─── RECORDS PROVIDED

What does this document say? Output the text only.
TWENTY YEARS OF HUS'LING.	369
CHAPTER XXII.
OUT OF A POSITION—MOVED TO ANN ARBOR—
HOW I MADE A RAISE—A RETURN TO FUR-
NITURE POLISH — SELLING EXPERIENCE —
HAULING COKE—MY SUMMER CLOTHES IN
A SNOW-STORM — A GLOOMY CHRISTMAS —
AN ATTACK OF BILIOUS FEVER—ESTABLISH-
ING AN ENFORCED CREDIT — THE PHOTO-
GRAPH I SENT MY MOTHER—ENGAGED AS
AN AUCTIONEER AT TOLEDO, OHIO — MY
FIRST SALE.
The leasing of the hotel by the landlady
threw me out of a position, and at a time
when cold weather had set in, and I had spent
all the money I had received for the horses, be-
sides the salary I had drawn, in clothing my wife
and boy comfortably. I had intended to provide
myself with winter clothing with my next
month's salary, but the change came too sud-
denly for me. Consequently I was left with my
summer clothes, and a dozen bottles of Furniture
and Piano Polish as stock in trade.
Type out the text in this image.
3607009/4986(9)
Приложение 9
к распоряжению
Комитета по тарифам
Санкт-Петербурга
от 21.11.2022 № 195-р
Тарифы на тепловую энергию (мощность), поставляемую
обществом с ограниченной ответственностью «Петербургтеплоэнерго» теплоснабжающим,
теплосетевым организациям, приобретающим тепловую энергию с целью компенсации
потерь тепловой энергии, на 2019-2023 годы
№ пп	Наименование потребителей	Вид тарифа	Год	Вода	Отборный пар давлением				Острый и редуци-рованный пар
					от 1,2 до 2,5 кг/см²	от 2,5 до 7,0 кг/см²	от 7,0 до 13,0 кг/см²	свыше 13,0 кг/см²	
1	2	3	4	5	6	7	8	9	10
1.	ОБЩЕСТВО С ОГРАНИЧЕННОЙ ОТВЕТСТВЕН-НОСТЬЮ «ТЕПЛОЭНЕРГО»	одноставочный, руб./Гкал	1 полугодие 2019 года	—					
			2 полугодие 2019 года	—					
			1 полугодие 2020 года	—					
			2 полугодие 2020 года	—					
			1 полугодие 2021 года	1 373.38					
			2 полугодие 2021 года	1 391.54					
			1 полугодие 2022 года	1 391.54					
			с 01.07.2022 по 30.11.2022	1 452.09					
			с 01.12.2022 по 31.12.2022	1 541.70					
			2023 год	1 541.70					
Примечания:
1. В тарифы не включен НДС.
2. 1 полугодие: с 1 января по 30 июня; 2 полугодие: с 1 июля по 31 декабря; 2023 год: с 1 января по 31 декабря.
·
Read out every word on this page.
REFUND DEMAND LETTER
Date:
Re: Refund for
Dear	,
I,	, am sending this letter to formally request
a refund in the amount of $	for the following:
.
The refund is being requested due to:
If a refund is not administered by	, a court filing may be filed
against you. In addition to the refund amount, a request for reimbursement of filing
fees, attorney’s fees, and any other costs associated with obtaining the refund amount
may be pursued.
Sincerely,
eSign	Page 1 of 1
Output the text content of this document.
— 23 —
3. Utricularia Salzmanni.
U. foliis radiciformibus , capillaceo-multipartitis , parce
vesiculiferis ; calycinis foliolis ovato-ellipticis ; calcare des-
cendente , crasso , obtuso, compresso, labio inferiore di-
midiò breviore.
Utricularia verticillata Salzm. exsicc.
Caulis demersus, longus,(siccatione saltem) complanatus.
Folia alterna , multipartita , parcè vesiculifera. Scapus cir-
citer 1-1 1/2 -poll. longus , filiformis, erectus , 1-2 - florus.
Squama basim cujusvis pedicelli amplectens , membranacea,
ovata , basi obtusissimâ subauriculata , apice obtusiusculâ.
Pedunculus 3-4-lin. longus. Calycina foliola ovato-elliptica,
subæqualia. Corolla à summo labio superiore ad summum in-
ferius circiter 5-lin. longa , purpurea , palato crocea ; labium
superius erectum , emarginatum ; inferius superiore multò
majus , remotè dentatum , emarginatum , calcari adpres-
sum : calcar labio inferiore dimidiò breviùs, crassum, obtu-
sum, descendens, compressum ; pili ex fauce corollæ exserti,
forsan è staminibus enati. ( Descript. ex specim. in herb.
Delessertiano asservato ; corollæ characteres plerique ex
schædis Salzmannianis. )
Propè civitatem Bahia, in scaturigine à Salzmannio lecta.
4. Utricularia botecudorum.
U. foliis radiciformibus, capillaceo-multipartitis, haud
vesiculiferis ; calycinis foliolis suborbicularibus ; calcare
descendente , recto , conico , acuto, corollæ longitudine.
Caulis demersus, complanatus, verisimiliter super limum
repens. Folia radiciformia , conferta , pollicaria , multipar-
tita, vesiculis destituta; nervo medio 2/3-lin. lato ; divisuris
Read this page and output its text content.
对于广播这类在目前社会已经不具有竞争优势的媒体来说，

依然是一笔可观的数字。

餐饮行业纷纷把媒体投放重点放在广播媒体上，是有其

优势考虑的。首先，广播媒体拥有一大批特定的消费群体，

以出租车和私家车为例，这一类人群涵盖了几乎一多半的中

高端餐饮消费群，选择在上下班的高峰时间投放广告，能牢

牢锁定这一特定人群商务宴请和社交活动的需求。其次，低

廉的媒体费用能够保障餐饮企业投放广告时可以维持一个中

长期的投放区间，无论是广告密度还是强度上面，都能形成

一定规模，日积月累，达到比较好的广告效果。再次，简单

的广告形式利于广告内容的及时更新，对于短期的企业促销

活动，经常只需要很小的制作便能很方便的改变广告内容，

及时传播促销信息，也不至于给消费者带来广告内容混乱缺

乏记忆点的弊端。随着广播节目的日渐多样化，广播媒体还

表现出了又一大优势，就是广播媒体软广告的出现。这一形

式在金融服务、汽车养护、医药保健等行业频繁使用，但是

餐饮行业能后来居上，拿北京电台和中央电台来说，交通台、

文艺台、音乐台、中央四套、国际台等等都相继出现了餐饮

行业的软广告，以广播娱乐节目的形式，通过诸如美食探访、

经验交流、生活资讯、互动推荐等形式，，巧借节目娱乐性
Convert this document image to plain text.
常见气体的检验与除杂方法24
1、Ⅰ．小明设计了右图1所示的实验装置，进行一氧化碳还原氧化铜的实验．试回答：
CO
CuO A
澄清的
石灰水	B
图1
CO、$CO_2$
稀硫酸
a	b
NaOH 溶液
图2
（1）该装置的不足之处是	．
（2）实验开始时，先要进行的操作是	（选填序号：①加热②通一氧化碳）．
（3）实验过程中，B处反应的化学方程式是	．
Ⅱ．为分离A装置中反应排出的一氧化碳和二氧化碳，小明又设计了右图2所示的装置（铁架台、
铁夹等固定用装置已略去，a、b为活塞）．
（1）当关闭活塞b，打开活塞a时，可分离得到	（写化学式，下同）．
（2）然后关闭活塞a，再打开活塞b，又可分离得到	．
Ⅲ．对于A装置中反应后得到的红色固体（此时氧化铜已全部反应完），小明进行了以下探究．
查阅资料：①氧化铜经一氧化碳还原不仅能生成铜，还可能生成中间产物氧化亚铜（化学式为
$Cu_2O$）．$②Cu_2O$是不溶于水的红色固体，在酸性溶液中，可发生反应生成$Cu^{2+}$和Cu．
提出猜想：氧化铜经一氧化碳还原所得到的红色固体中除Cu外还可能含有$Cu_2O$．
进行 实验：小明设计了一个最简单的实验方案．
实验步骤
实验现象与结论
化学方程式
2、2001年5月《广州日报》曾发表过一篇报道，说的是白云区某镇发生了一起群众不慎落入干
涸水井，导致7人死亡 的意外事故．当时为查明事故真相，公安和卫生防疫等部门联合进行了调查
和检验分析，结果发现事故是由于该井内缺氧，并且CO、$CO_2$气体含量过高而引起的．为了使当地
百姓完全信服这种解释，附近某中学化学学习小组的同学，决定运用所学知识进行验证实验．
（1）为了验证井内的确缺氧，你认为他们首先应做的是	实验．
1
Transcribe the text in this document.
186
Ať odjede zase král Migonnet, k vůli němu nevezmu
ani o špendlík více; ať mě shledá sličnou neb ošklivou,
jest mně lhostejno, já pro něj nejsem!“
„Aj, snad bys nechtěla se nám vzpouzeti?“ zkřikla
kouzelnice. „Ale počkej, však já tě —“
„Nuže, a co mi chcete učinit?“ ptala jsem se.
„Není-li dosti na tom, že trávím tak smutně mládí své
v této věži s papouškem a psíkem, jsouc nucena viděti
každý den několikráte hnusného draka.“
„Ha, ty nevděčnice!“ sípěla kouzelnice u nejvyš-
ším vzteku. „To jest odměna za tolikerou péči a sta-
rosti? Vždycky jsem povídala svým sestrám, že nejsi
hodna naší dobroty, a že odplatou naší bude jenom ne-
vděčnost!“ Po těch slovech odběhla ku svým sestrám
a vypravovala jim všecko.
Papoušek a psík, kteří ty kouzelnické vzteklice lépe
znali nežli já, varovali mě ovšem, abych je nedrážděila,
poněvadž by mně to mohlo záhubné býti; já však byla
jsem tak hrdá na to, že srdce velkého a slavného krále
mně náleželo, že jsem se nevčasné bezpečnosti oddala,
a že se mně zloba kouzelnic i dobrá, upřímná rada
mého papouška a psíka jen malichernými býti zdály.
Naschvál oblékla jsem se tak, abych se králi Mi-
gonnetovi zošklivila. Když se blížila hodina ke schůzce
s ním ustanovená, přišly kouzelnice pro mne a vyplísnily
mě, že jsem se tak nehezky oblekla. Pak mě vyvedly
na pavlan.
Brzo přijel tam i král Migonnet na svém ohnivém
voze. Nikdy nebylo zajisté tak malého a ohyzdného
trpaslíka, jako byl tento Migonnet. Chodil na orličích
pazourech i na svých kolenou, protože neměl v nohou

──────

EXERCISE
Scan the lines for the string "года". Pick out every line that has it.

EXPECTED OUTPUT
1.	ОБЩЕСТВО С ОГРАНИЧЕННОЙ ОТВЕТСТВЕН-НОСТЬЮ «ТЕПЛОЭНЕРГО»	одноставочный, руб./Гкал	1 полугодие 2019 года	—					
			2 полугодие 2019 года	—					
			1 полугодие 2020 года	—					
			2 полугодие 2020 года	—					
			1 полугодие 2021 года	1 373.38					
			2 полугодие 2021 года	1 391.54					
			1 полугодие 2022 года	1 391.54					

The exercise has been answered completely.